--- Start of Record extracts ---

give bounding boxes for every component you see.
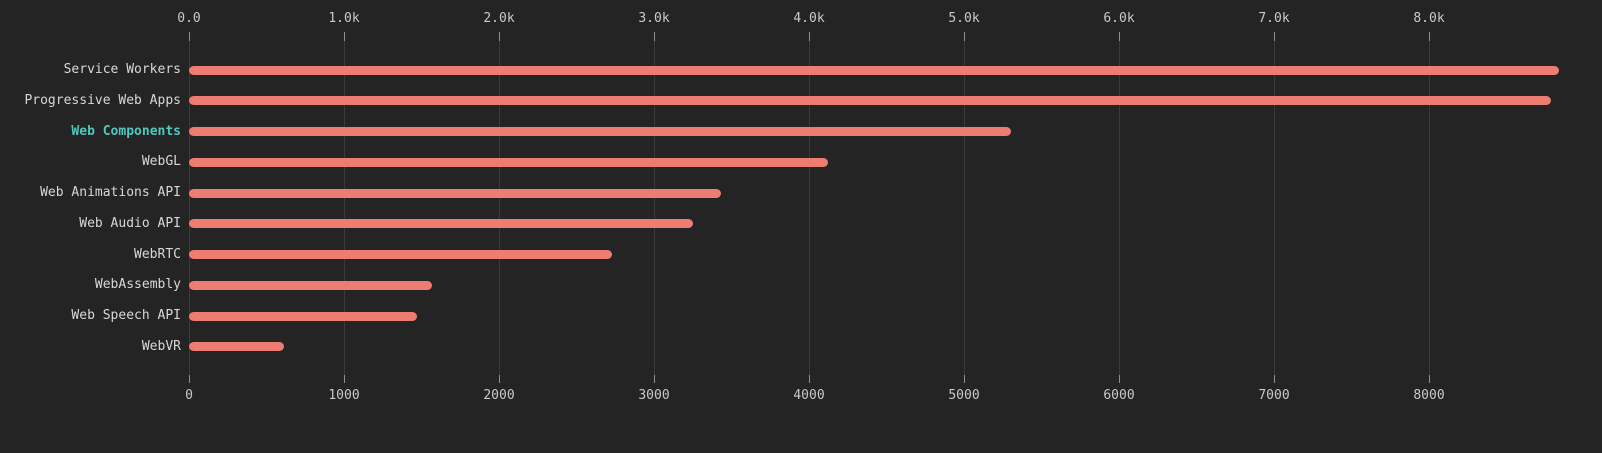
bar-webvr[interactable] bbox=[189, 342, 284, 352]
x-axis-tick bbox=[1119, 32, 1120, 41]
x-axis-top-label: 1.0k bbox=[328, 11, 360, 26]
x-axis-top-label: 3.0k bbox=[638, 11, 670, 26]
x-axis-tick bbox=[964, 32, 965, 41]
gridline bbox=[1274, 41, 1275, 375]
x-axis-tick bbox=[1274, 32, 1275, 41]
x-axis-tick bbox=[1429, 375, 1430, 383]
gridline bbox=[499, 41, 500, 375]
category-label-web-animations-api[interactable]: Web Animations API bbox=[40, 185, 181, 200]
x-axis-tick bbox=[499, 32, 500, 41]
bar-web-speech-api[interactable] bbox=[189, 311, 417, 321]
x-axis-bottom-label: 5000 bbox=[948, 388, 980, 403]
category-label-progressive-web-apps[interactable]: Progressive Web Apps bbox=[24, 92, 181, 108]
x-axis-tick bbox=[1429, 32, 1430, 41]
x-axis-tick bbox=[1274, 375, 1275, 383]
category-label-web-components[interactable]: Web Components bbox=[71, 123, 181, 139]
gridline bbox=[1429, 41, 1430, 375]
bar-web-animations-api[interactable] bbox=[189, 188, 721, 198]
x-axis-top-label: 8.0k bbox=[1413, 11, 1445, 26]
category-label-webvr[interactable]: WebVR bbox=[141, 338, 181, 354]
x-axis-tick bbox=[964, 375, 965, 383]
x-axis-tick bbox=[344, 375, 345, 383]
x-axis-bottom-label: 7000 bbox=[1258, 388, 1290, 403]
gridline bbox=[654, 41, 655, 375]
bar-web-components[interactable] bbox=[189, 127, 1011, 136]
x-axis-top-label: 6.0k bbox=[1103, 11, 1135, 26]
x-axis-tick bbox=[189, 375, 190, 383]
bar-web-audio-api[interactable] bbox=[189, 219, 693, 229]
x-axis-tick bbox=[809, 375, 810, 383]
x-axis-tick bbox=[344, 32, 345, 41]
category-label-webassembly[interactable]: WebAssembly bbox=[94, 277, 181, 293]
bar-progressive-web-apps[interactable] bbox=[189, 96, 1552, 106]
gridline bbox=[809, 41, 810, 375]
x-axis-bottom-label: 0 bbox=[185, 388, 193, 403]
x-axis-tick bbox=[499, 375, 500, 383]
x-axis-tick bbox=[654, 32, 655, 41]
x-axis-bottom-label: 1000 bbox=[328, 388, 360, 403]
x-axis-bottom-label: 4000 bbox=[793, 388, 825, 403]
x-axis-tick bbox=[189, 32, 190, 41]
bar-webgl[interactable] bbox=[189, 157, 828, 167]
category-label-webrtc[interactable]: WebRTC bbox=[134, 246, 181, 262]
bar-service-workers[interactable] bbox=[189, 65, 1560, 75]
category-label-web-audio-api[interactable]: Web Audio API bbox=[79, 215, 181, 231]
category-label-webgl[interactable]: WebGL bbox=[141, 154, 181, 170]
category-label-web-speech-api[interactable]: Web Speech API bbox=[71, 308, 181, 323]
gridline bbox=[1119, 41, 1120, 375]
gridline bbox=[189, 41, 190, 375]
x-axis-bottom-label: 6000 bbox=[1103, 388, 1135, 403]
x-axis-top-label: 5.0k bbox=[948, 11, 980, 26]
bar-webassembly[interactable] bbox=[189, 280, 433, 290]
x-axis-bottom-label: 8000 bbox=[1413, 388, 1445, 403]
gridline bbox=[344, 41, 345, 375]
bar-webrtc[interactable] bbox=[189, 250, 613, 259]
x-axis-top-label: 2.0k bbox=[483, 11, 515, 26]
x-axis-bottom-label: 2000 bbox=[483, 388, 515, 403]
x-axis-top-label: 4.0k bbox=[793, 11, 825, 26]
x-axis-tick bbox=[1119, 375, 1120, 383]
gridline bbox=[964, 41, 965, 375]
x-axis-tick bbox=[654, 375, 655, 383]
x-axis-bottom-label: 3000 bbox=[638, 388, 670, 403]
x-axis-tick bbox=[809, 32, 810, 41]
category-label-service-workers[interactable]: Service Workers bbox=[63, 62, 181, 77]
x-axis-top-label: 7.0k bbox=[1258, 11, 1290, 26]
x-axis-top-label: 0.0 bbox=[177, 11, 201, 26]
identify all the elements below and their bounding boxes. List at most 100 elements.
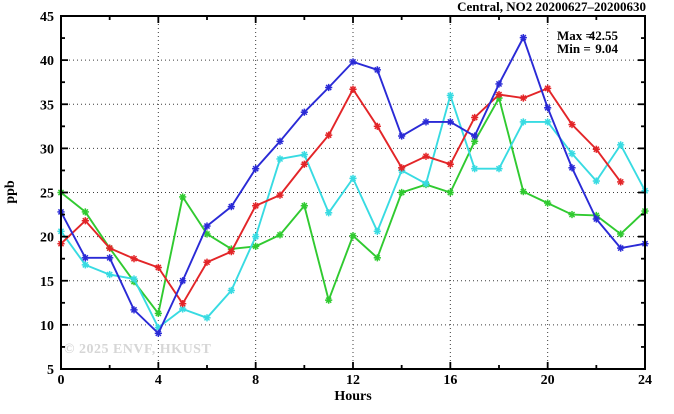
data-point-marker [276,155,284,163]
series-red-line [60,87,622,305]
data-point-marker [398,164,405,171]
y-axis-label: ppb [3,180,18,204]
min-value: 9.04 [595,41,618,56]
data-point-marker [252,202,259,209]
series-blue-markers [57,34,649,337]
data-point-marker [179,193,186,200]
data-point-marker [617,245,624,252]
data-point-marker [252,165,259,172]
y-tick-label: 30 [40,142,54,157]
y-tick-label: 5 [47,363,54,378]
data-point-marker [544,200,551,207]
data-point-marker [130,275,138,283]
data-point-marker [447,92,454,99]
data-point-marker [179,277,186,284]
data-point-marker [276,192,284,199]
data-point-marker [155,330,162,337]
data-point-marker [155,324,162,331]
data-point-marker [422,180,430,187]
data-point-marker [471,114,478,121]
data-point-marker [276,138,284,145]
min-label: Min = [557,41,591,56]
data-point-marker [398,132,405,140]
data-point-marker [349,86,357,93]
data-point-marker [520,188,527,195]
x-tick-label: 0 [58,373,65,388]
data-point-marker [301,151,308,158]
data-point-marker [301,161,308,168]
data-point-marker [155,264,162,271]
max-label: Max = [557,28,593,43]
y-tick-label: 15 [40,275,54,290]
data-point-marker [252,243,259,250]
data-point-marker [301,109,308,116]
data-point-marker [495,80,503,88]
series-green-markers [57,94,649,318]
data-point-marker [301,202,308,209]
data-point-marker [325,209,332,216]
data-point-marker [471,138,478,145]
data-point-marker [520,118,527,125]
data-point-marker [617,141,624,148]
data-point-marker [252,233,259,240]
data-point-marker [593,177,600,185]
data-point-marker [568,164,576,171]
data-point-marker [374,228,381,235]
data-point-marker [520,34,527,41]
axis-ticks [60,15,646,370]
data-point-marker [179,300,186,307]
data-point-marker [155,310,162,317]
data-point-marker [422,153,430,160]
x-axis-label: Hours [334,389,372,404]
data-point-marker [593,215,600,223]
data-point-marker [130,255,138,262]
y-tick-label: 45 [40,10,54,25]
data-point-marker [617,230,624,238]
data-point-marker [325,297,332,304]
data-point-marker [398,189,405,196]
data-point-marker [228,248,235,255]
data-point-marker [374,123,381,130]
data-point-marker [544,104,551,111]
data-point-marker [422,118,430,125]
data-point-marker [82,261,89,268]
data-point-marker [374,254,381,261]
series-red-markers [57,84,625,308]
data-point-marker [544,118,551,125]
data-point-marker [495,165,503,172]
data-point-marker [544,85,551,92]
data-point-marker [228,287,235,294]
data-point-marker [349,232,357,239]
data-point-marker [349,58,357,65]
data-point-marker [568,150,576,157]
x-tick-label: 20 [541,373,555,388]
data-point-marker [447,161,454,168]
data-point-marker [447,118,454,125]
data-point-marker [106,254,113,261]
data-point-marker [568,211,576,218]
data-point-marker [617,178,624,185]
max-value: 42.55 [589,28,619,43]
x-tick-label: 12 [346,373,360,388]
x-tick-label: 8 [252,373,259,388]
data-point-marker [471,165,478,172]
y-tick-label: 40 [40,54,54,69]
data-point-marker [203,259,211,266]
data-point-marker [82,254,89,261]
data-point-marker [495,91,503,98]
data-point-marker [276,231,284,238]
watermark: © 2025 ENVF, HKUST [64,342,211,357]
data-point-marker [179,305,186,313]
chart-title: Central, NO2 20200627–20200630 [457,0,646,14]
data-point-marker [203,230,211,238]
data-point-marker [325,132,332,139]
data-point-marker [325,84,332,91]
x-tick-label: 4 [155,373,162,388]
data-point-marker [82,208,89,215]
data-point-marker [471,132,478,140]
data-point-marker [106,271,113,278]
data-point-marker [82,217,89,224]
data-point-marker [374,66,381,73]
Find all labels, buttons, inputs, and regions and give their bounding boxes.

--- End of Record extracts ---

§ **Aim of the task**
Quote the stretch of the first item from the line containing "bar-webvr[interactable] bbox=[189, 342, 284, 352]" through the line containing "x-axis-tick bbox=[1274, 32, 1275, 41]", both ends included, keeping every character unchanged.

§ **Worked solution**
bar-webvr[interactable] bbox=[189, 342, 284, 352]
x-axis-tick bbox=[1119, 32, 1120, 41]
x-axis-top-label: 1.0k bbox=[328, 11, 360, 26]
x-axis-top-label: 3.0k bbox=[638, 11, 670, 26]
x-axis-tick bbox=[964, 32, 965, 41]
gridline bbox=[1274, 41, 1275, 375]
x-axis-tick bbox=[1274, 32, 1275, 41]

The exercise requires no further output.